━━━ TASK DATA ━━━
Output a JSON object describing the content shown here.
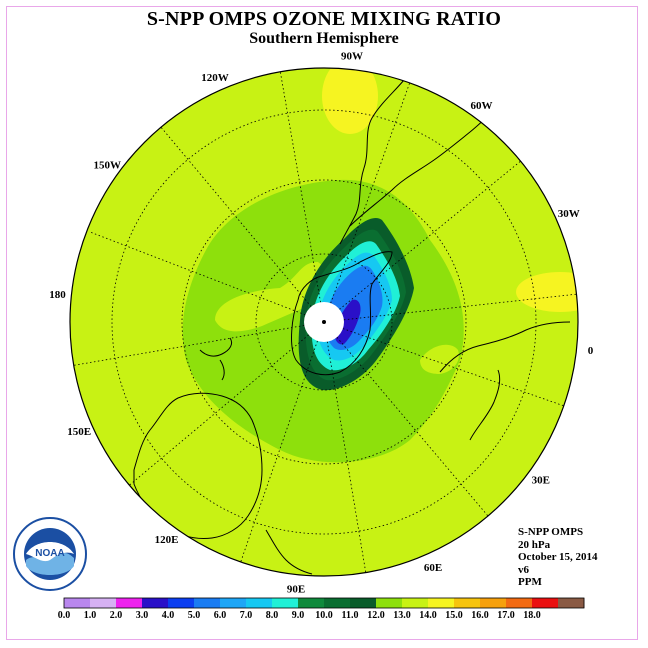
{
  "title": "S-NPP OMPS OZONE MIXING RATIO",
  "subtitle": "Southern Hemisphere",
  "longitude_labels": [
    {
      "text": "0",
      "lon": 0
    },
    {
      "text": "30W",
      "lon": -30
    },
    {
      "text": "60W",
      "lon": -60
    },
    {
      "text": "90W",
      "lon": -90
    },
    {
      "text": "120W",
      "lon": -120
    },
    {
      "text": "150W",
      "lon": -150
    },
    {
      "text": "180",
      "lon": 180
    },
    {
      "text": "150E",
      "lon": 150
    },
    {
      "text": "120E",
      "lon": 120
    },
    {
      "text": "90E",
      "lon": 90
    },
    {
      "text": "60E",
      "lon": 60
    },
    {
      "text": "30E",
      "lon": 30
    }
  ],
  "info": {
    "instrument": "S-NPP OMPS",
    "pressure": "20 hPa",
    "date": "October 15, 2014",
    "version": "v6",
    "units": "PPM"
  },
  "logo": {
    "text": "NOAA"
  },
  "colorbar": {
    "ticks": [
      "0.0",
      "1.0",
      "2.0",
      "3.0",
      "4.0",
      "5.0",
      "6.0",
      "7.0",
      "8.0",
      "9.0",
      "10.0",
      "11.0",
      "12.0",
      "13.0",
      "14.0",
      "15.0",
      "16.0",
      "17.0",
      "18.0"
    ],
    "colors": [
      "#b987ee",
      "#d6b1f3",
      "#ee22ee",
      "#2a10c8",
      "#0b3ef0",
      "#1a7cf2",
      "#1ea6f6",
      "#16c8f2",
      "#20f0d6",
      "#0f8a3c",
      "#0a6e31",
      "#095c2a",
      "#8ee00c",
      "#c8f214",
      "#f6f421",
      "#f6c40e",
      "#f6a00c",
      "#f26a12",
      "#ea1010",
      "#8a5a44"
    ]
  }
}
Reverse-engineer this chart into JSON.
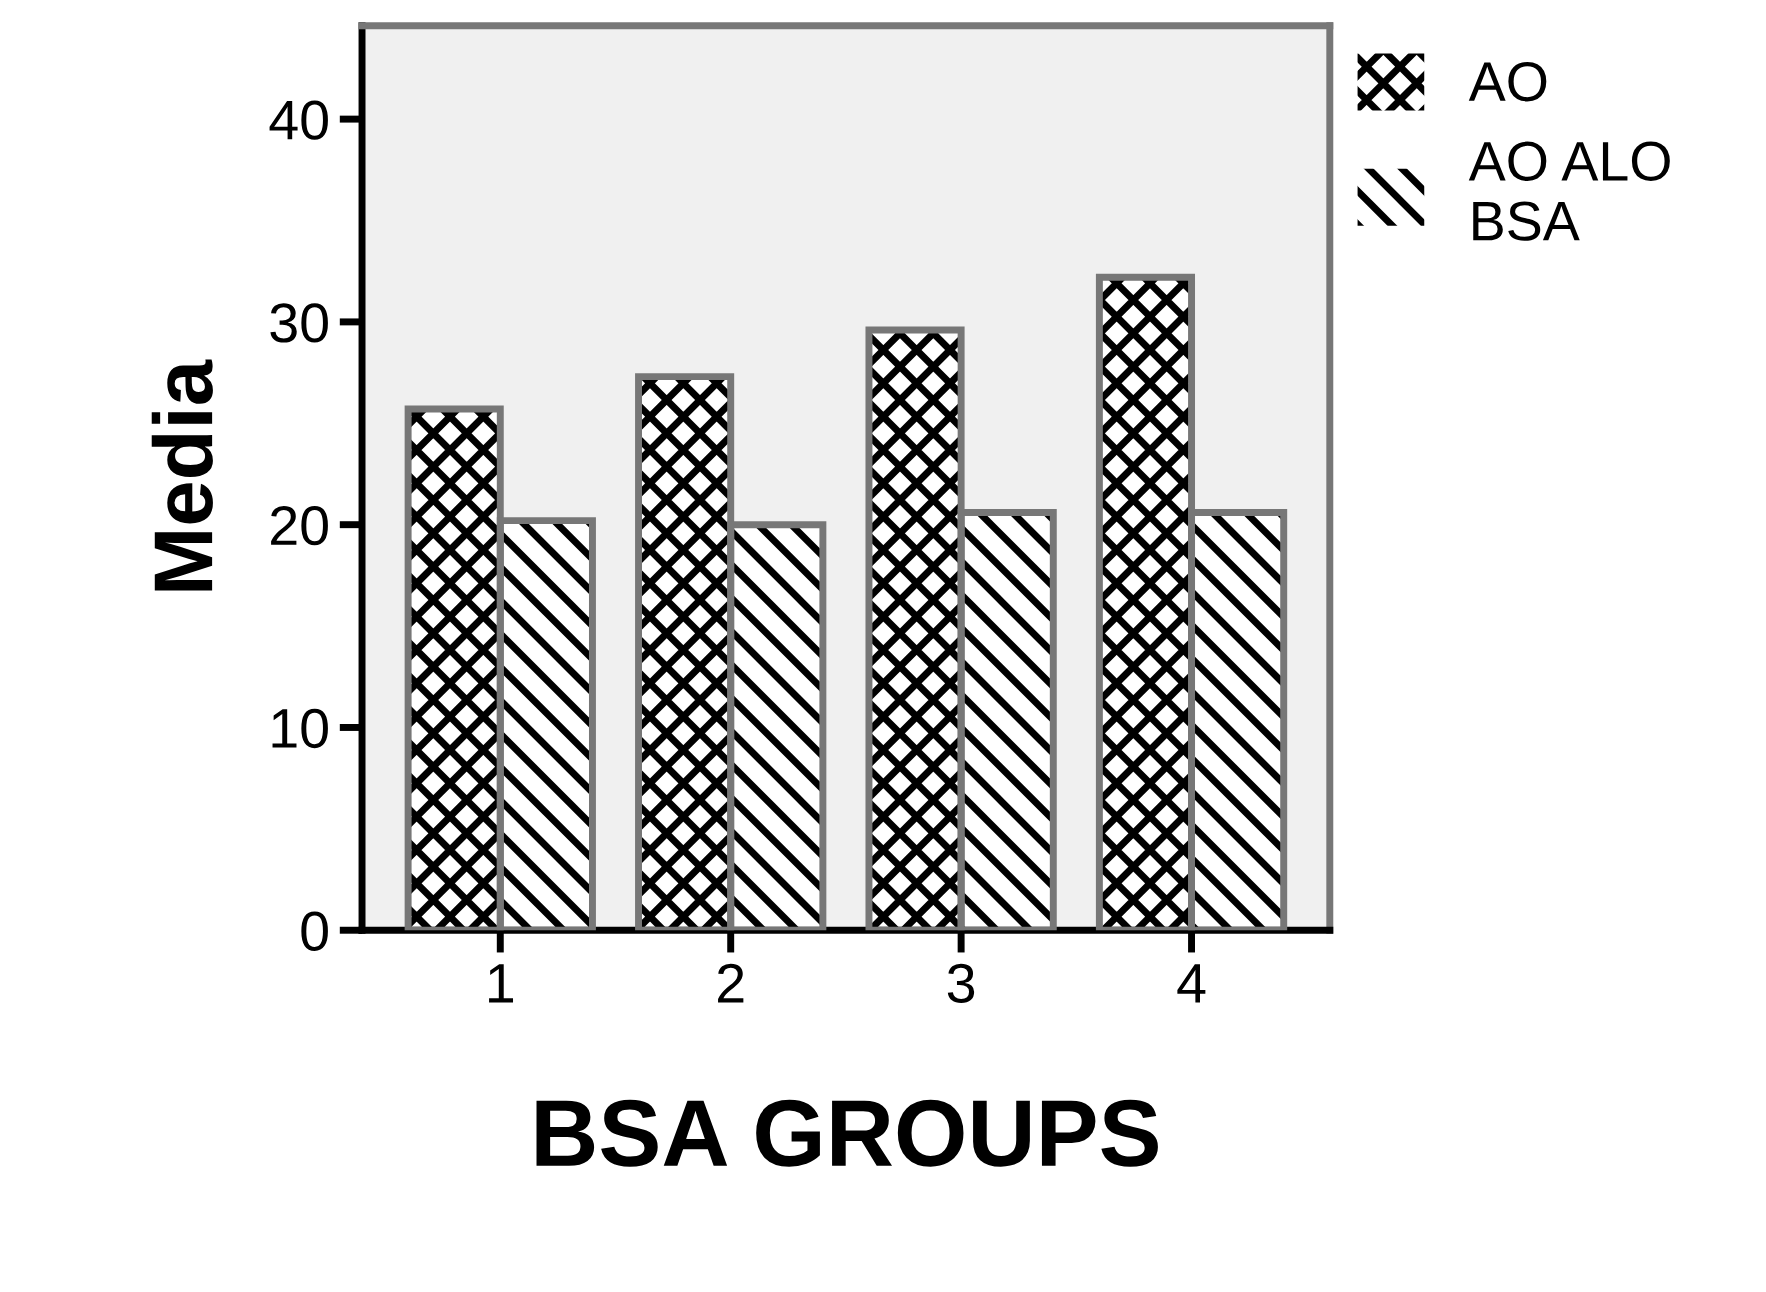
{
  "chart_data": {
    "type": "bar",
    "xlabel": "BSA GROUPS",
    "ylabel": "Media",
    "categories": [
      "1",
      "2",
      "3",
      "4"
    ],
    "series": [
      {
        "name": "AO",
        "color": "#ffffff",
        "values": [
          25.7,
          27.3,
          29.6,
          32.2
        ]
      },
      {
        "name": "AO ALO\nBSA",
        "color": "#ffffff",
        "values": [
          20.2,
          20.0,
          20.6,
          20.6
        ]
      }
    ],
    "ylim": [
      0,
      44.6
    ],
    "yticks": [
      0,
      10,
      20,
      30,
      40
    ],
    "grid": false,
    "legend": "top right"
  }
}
━━━
GIVEN TASK: Transcribe the listing above verbatim. Omit the pictures.

SOLUTION FOR THIS TASK:
Output a JSON object describing the content shown here.
{
  "title": "S-NPP OMPS OZONE MIXING RATIO",
  "subtitle": "Southern Hemisphere",
  "longitude_labels": [
    {
      "text": "0",
      "lon": 0
    },
    {
      "text": "30W",
      "lon": -30
    },
    {
      "text": "60W",
      "lon": -60
    },
    {
      "text": "90W",
      "lon": -90
    },
    {
      "text": "120W",
      "lon": -120
    },
    {
      "text": "150W",
      "lon": -150
    },
    {
      "text": "180",
      "lon": 180
    },
    {
      "text": "150E",
      "lon": 150
    },
    {
      "text": "120E",
      "lon": 120
    },
    {
      "text": "90E",
      "lon": 90
    },
    {
      "text": "60E",
      "lon": 60
    },
    {
      "text": "30E",
      "lon": 30
    }
  ],
  "info": {
    "instrument": "S-NPP OMPS",
    "pressure": "20 hPa",
    "date": "October 15, 2014",
    "version": "v6",
    "units": "PPM"
  },
  "logo": {
    "text": "NOAA"
  },
  "colorbar": {
    "ticks": [
      "0.0",
      "1.0",
      "2.0",
      "3.0",
      "4.0",
      "5.0",
      "6.0",
      "7.0",
      "8.0",
      "9.0",
      "10.0",
      "11.0",
      "12.0",
      "13.0",
      "14.0",
      "15.0",
      "16.0",
      "17.0",
      "18.0"
    ],
    "colors": [
      "#b987ee",
      "#d6b1f3",
      "#ee22ee",
      "#2a10c8",
      "#0b3ef0",
      "#1a7cf2",
      "#1ea6f6",
      "#16c8f2",
      "#20f0d6",
      "#0f8a3c",
      "#0a6e31",
      "#095c2a",
      "#8ee00c",
      "#c8f214",
      "#f6f421",
      "#f6c40e",
      "#f6a00c",
      "#f26a12",
      "#ea1010",
      "#8a5a44"
    ]
  }
}
Reverse-engineer this chart into JSON.
{
  "chart_data": {
    "type": "bar",
    "xlabel": "BSA GROUPS",
    "ylabel": "Media",
    "categories": [
      "1",
      "2",
      "3",
      "4"
    ],
    "series": [
      {
        "name": "AO",
        "color": "#ffffff",
        "values": [
          25.7,
          27.3,
          29.6,
          32.2
        ]
      },
      {
        "name": "AO ALO\nBSA",
        "color": "#ffffff",
        "values": [
          20.2,
          20.0,
          20.6,
          20.6
        ]
      }
    ],
    "ylim": [
      0,
      44.6
    ],
    "yticks": [
      0,
      10,
      20,
      30,
      40
    ],
    "grid": false,
    "legend": "top right"
  }
}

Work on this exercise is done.